What you will do
Collect every line in the records below that contains the word "caption".

* * * * * * * * *

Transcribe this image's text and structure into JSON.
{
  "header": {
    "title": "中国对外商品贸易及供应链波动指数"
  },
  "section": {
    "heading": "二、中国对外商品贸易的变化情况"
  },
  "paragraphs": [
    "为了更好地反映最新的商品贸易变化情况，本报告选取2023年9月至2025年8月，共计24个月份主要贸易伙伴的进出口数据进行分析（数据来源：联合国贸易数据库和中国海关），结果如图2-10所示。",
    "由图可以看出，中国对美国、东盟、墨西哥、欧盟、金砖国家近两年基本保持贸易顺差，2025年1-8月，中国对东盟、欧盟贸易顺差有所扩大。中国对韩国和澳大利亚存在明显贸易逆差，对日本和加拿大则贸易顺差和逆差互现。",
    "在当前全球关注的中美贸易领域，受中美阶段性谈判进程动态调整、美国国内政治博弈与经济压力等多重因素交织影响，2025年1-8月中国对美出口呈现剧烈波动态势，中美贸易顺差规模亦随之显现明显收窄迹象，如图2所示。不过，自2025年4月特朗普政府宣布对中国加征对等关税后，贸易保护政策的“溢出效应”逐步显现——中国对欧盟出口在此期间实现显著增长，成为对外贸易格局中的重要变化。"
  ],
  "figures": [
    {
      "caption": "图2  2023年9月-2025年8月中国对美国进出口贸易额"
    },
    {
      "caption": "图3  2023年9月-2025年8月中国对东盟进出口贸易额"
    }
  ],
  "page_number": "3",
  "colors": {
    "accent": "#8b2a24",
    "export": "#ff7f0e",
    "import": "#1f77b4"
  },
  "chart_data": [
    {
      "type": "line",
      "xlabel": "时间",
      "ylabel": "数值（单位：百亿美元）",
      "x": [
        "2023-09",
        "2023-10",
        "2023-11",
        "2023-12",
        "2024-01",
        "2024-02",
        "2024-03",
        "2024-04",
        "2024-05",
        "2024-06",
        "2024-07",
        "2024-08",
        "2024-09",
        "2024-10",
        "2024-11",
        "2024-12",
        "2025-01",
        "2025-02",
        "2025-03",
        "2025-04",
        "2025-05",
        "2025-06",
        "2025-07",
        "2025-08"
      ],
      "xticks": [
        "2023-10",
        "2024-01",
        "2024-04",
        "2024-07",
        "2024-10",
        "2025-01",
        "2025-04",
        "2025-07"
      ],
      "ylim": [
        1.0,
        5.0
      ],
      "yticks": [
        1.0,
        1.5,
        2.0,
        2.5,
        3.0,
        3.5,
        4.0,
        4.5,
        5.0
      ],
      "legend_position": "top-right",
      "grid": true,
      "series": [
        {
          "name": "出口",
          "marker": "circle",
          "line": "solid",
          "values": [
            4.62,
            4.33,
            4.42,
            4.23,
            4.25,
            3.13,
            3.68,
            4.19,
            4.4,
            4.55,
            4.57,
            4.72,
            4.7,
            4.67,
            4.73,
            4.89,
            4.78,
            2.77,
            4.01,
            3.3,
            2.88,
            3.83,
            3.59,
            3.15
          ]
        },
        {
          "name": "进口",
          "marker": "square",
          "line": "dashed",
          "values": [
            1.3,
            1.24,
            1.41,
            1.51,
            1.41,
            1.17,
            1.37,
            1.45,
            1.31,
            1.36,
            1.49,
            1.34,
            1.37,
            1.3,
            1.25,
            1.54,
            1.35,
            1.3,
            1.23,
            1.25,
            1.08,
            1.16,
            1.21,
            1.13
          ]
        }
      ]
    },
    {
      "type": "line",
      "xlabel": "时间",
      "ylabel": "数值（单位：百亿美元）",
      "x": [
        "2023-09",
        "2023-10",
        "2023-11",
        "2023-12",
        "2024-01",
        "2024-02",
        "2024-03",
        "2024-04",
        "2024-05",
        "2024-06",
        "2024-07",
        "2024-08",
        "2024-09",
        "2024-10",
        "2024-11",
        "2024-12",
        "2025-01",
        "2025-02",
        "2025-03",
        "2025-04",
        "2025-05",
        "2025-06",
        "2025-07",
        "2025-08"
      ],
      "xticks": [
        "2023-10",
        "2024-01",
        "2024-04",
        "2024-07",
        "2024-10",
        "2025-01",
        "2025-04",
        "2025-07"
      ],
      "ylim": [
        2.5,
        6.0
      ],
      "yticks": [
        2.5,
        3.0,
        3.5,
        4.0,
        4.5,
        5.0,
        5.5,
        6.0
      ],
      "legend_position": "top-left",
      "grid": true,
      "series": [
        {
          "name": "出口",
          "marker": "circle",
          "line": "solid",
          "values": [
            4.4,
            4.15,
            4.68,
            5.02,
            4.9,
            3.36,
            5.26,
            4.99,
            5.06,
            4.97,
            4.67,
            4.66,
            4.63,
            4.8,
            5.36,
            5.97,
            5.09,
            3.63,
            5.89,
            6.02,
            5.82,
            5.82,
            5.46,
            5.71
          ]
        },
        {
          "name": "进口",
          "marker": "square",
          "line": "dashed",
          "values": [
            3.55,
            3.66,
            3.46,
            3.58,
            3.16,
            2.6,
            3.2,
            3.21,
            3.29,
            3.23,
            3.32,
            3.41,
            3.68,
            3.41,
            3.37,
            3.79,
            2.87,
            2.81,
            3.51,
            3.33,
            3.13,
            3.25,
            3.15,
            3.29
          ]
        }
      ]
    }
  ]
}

* * * * * * * * *

Task response
      "caption": "图2  2023年9月-2025年8月中国对美国进出口贸易额"
      "caption": "图3  2023年9月-2025年8月中国对东盟进出口贸易额"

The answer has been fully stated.